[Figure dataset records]
=====
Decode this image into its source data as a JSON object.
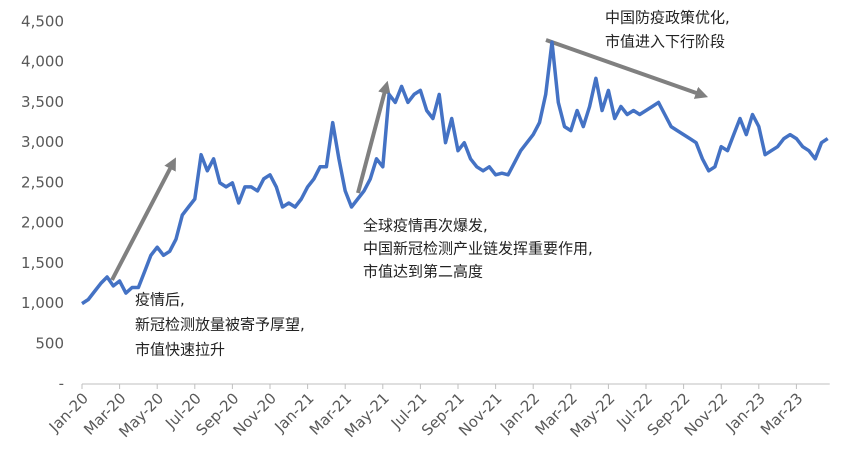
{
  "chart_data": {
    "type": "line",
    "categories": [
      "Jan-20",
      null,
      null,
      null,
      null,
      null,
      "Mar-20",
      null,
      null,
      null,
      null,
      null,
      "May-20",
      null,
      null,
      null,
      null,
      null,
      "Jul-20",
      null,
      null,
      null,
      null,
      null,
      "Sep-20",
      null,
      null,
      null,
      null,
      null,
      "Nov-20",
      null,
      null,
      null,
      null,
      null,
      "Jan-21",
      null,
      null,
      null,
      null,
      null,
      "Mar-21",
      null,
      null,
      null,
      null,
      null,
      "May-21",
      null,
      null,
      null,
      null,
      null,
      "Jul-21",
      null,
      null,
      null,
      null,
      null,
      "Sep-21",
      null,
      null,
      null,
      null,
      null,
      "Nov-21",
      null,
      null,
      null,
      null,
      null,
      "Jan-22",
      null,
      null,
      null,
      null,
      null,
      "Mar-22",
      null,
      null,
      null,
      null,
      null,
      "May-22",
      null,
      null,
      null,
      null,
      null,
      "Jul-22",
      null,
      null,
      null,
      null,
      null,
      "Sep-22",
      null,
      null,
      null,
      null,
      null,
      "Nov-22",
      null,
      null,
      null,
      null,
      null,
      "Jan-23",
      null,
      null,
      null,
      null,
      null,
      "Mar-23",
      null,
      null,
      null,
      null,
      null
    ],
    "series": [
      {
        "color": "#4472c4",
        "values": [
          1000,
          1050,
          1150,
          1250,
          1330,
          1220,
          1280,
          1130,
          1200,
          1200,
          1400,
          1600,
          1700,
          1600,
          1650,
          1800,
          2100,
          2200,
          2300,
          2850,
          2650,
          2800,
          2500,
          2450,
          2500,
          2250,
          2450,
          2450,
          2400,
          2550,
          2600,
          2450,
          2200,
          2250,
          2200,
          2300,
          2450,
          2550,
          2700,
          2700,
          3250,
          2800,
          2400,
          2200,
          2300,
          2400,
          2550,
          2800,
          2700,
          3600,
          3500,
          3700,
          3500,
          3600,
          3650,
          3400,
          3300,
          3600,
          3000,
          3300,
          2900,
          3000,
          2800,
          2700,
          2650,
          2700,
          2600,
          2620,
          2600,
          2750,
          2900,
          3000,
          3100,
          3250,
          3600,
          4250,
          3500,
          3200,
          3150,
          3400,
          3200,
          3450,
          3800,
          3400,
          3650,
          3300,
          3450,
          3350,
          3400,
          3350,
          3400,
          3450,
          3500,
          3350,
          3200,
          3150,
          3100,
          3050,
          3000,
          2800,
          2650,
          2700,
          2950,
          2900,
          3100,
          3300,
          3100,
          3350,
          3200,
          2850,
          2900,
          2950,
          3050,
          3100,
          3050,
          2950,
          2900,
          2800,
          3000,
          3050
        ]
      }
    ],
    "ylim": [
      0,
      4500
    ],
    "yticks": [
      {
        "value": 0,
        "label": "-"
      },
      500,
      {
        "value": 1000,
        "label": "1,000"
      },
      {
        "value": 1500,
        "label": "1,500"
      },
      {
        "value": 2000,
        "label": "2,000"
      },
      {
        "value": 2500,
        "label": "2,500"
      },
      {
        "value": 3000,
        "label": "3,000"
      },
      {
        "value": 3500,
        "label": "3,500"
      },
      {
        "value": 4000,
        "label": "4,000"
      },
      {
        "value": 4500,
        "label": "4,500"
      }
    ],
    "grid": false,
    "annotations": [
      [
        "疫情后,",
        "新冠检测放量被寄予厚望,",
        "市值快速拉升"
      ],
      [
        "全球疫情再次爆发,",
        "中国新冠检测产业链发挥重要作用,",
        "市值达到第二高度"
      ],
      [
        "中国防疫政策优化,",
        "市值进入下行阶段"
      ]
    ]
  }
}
=====
* **To do**: Copy every line of the listing that includes the string "label".

* **The result**:
        "label": "-"
        "label": "1,000"
        "label": "1,500"
        "label": "2,000"
        "label": "2,500"
        "label": "3,000"
        "label": "3,500"
        "label": "4,000"
        "label": "4,500"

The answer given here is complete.